* Exercise description: Can you pull out each line of the data below that includes the word "food"?

==*==

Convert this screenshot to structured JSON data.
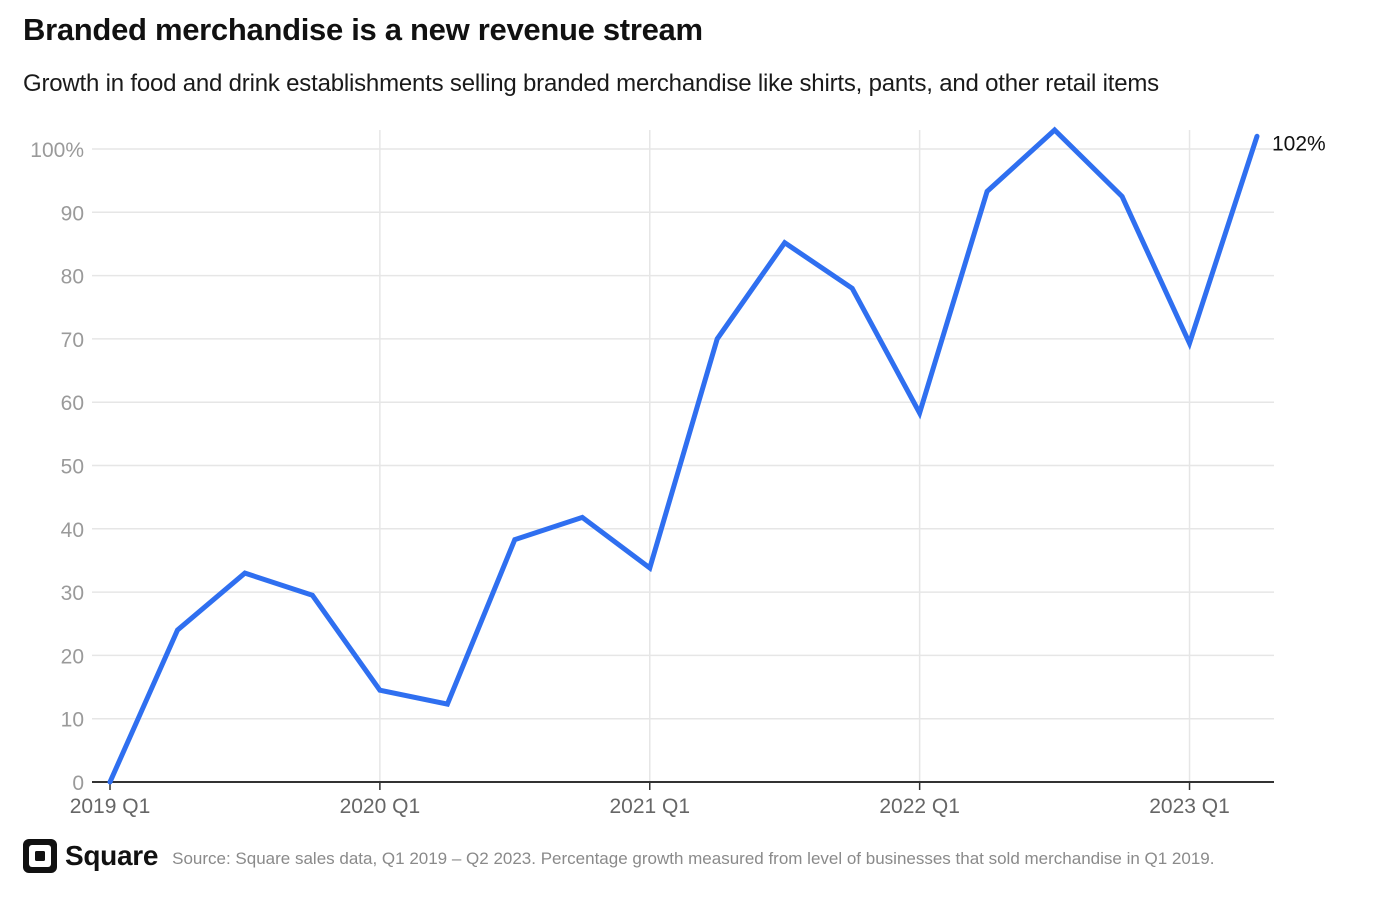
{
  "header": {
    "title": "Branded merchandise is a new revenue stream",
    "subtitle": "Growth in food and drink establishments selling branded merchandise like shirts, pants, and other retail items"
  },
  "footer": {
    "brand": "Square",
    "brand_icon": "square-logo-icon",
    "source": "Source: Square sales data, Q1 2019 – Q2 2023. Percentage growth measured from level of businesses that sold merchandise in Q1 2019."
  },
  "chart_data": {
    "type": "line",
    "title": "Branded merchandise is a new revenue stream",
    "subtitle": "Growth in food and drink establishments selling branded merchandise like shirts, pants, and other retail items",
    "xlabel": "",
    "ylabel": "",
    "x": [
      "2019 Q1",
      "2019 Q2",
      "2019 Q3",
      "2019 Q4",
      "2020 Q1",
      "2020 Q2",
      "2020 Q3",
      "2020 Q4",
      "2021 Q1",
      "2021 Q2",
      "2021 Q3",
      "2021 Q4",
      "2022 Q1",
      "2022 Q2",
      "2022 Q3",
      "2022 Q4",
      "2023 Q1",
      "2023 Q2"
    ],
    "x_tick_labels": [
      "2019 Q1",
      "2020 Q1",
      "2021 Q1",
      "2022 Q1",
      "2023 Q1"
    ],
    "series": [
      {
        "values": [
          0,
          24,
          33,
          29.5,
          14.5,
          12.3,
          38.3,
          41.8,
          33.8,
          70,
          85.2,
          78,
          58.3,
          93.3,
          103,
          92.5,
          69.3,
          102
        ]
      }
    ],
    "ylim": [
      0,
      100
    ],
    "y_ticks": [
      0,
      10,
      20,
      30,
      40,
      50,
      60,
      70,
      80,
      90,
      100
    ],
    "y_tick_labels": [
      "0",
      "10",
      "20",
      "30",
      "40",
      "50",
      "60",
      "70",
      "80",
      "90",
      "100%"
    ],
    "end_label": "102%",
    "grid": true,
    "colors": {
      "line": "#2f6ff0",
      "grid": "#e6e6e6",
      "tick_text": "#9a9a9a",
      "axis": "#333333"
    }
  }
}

==*==

* Problem solution:
    "subtitle": "Growth in food and drink establishments selling branded merchandise like shirts, pants, and other retail items"
    "subtitle": "Growth in food and drink establishments selling branded merchandise like shirts, pants, and other retail items",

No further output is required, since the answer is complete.